START

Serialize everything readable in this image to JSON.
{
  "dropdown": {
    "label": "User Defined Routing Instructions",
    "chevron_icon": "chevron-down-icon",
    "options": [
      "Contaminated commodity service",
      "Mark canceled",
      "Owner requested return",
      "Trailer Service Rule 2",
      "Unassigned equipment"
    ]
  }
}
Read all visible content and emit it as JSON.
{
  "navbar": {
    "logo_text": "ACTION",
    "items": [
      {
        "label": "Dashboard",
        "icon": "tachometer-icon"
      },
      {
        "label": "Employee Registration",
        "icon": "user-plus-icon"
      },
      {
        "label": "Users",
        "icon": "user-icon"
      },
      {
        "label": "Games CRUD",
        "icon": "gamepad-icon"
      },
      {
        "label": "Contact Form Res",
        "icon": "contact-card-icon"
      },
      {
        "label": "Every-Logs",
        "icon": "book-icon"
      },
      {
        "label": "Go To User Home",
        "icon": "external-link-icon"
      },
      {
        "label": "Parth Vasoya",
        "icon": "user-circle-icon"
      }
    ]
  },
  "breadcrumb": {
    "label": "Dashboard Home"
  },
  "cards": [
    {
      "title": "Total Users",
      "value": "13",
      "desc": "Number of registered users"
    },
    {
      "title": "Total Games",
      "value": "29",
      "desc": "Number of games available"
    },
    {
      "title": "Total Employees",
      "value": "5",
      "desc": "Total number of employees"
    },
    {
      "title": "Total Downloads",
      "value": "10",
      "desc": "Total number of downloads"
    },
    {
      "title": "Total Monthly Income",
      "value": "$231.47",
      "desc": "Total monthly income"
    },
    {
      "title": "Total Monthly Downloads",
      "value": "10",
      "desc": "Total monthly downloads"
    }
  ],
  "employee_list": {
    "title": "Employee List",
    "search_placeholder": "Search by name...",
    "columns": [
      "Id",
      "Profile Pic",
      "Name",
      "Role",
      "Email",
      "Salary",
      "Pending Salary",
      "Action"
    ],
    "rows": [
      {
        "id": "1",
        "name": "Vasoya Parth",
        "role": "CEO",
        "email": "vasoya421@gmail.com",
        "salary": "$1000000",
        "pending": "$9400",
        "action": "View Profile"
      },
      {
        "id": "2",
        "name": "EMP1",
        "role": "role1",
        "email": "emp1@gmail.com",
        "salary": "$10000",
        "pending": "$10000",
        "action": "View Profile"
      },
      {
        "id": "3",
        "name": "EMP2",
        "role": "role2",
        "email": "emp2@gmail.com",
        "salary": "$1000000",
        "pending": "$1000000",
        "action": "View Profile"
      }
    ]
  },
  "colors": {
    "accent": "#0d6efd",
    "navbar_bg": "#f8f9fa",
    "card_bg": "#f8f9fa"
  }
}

END
START

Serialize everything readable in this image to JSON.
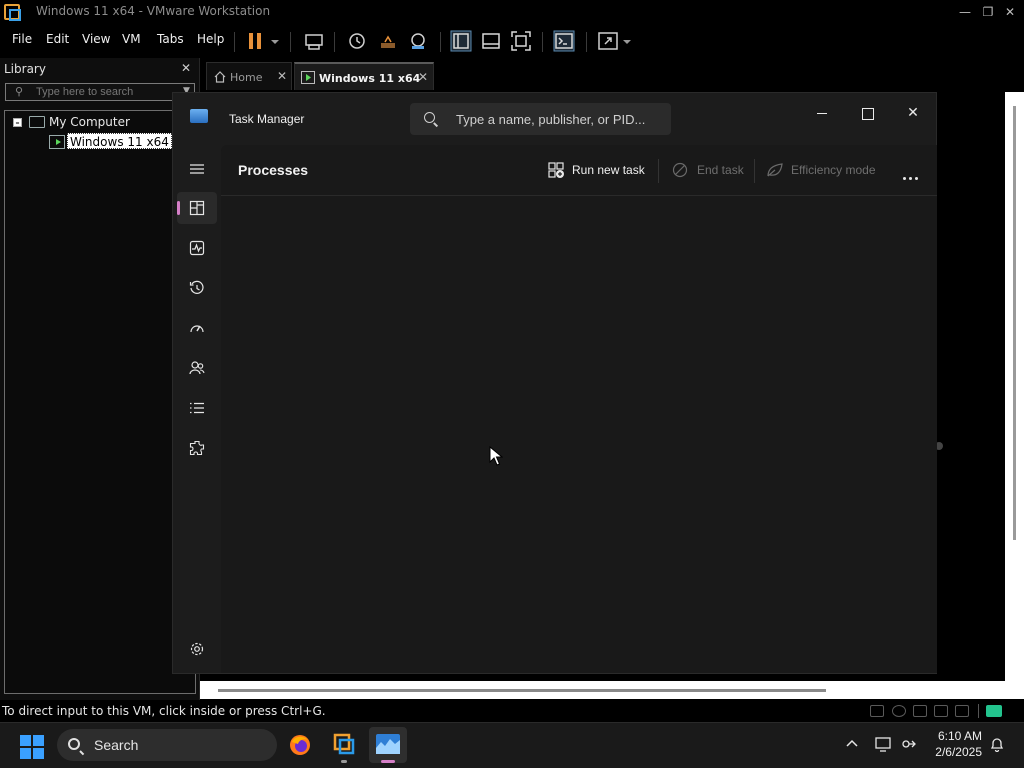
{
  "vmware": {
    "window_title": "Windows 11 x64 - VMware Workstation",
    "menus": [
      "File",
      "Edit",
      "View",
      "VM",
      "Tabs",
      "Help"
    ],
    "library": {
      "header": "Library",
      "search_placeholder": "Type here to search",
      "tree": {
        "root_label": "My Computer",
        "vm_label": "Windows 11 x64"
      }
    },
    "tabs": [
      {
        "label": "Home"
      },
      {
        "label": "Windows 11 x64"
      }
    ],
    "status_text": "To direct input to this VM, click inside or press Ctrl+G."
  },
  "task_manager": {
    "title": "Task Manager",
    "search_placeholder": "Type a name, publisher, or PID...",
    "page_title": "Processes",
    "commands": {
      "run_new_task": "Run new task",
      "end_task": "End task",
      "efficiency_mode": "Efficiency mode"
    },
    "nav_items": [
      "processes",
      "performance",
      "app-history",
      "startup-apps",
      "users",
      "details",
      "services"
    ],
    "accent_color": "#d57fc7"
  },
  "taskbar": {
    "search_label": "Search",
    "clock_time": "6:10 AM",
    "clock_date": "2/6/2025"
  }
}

END
START

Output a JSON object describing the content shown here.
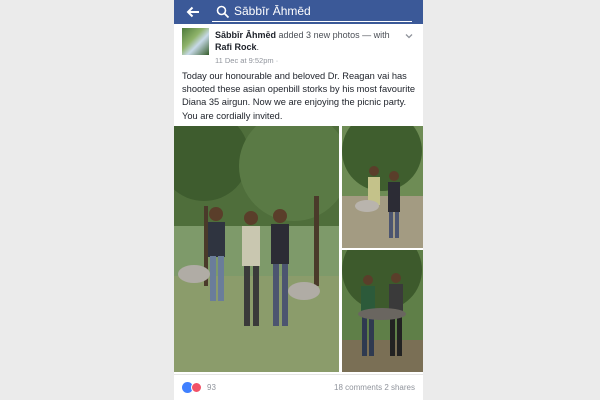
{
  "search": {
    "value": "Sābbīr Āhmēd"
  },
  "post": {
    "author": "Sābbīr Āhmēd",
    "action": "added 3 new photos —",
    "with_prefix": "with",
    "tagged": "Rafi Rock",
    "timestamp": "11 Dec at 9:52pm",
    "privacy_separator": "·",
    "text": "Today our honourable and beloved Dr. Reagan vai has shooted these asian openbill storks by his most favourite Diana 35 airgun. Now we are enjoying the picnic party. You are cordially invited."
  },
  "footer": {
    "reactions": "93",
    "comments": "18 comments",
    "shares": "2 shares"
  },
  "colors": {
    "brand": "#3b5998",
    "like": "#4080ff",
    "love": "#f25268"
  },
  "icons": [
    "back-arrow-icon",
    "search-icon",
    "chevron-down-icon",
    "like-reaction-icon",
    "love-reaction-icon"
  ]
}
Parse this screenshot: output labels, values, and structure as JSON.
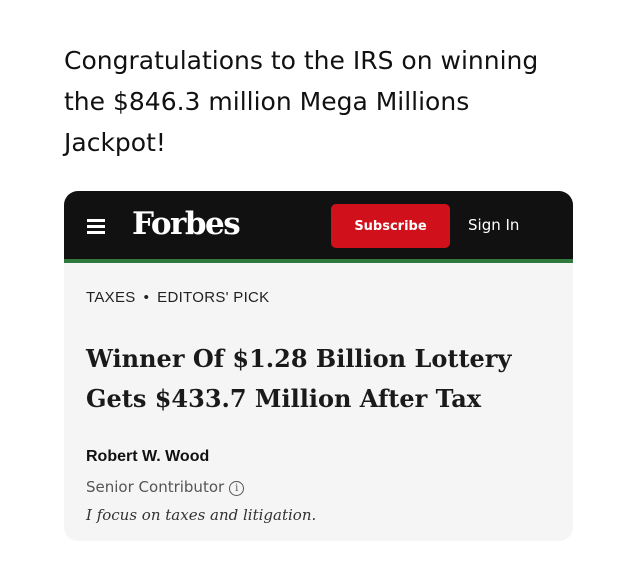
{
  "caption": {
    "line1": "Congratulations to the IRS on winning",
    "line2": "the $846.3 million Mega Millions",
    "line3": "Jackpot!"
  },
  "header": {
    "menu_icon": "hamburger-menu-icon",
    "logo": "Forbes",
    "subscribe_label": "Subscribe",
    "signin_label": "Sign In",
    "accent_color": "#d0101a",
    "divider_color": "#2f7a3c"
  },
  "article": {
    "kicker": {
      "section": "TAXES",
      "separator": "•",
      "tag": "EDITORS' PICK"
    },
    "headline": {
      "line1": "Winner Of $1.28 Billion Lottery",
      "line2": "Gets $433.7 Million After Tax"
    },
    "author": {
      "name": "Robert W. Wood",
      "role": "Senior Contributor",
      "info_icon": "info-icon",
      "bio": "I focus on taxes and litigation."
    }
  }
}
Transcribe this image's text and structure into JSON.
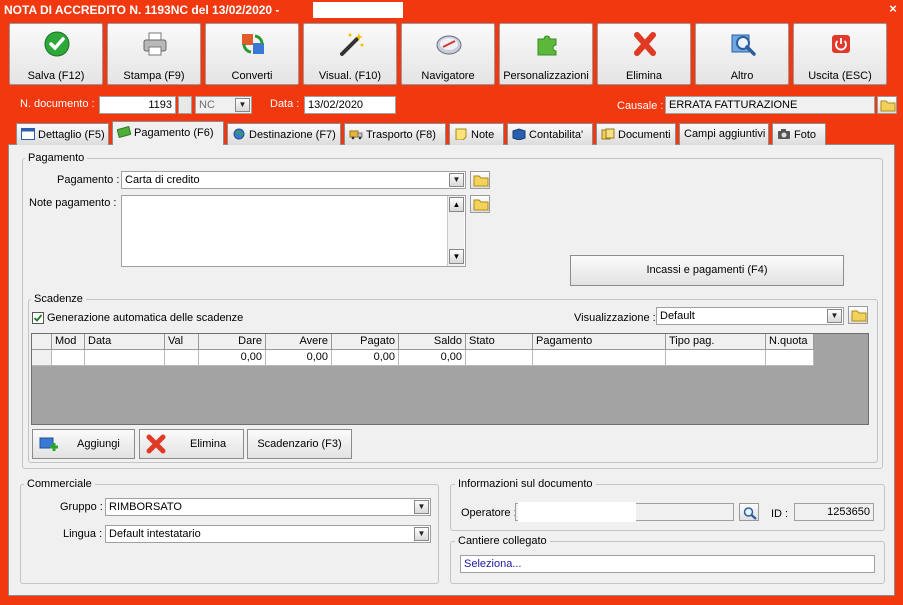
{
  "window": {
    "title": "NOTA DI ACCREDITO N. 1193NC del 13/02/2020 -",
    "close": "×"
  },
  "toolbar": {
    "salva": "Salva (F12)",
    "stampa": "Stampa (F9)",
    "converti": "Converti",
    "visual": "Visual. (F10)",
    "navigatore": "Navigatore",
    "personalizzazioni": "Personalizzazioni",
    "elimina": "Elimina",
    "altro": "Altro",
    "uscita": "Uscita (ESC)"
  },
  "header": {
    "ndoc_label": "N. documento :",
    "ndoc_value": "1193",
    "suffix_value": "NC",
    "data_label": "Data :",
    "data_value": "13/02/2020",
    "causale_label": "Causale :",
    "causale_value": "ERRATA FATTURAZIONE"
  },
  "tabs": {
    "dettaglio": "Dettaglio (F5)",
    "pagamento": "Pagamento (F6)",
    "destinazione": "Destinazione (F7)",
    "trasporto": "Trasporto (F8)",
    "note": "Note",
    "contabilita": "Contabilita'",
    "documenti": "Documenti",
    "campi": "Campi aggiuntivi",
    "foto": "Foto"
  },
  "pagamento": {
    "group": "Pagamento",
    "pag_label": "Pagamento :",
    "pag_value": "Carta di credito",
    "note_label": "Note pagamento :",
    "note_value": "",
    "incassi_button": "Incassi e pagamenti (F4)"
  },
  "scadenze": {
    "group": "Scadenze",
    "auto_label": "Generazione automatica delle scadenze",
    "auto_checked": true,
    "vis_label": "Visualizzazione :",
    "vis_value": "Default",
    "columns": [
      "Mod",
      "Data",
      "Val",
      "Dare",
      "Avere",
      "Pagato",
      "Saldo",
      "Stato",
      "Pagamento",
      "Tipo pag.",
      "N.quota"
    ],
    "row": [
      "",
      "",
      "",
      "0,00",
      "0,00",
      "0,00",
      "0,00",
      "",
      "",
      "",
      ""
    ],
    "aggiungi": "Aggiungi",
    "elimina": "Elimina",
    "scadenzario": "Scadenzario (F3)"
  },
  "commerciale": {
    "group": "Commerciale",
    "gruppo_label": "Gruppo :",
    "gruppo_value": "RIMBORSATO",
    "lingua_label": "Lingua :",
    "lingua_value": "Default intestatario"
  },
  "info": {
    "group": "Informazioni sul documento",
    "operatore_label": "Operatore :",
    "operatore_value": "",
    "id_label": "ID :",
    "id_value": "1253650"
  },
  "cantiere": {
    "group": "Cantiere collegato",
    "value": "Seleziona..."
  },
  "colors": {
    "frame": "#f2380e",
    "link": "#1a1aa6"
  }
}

END

:: The task ::
Find all lines holding the string "chevron" and copy them.

:: Answer to this task ::
    "chevron_icon": "chevron-down-icon",
    "chevron-down-icon",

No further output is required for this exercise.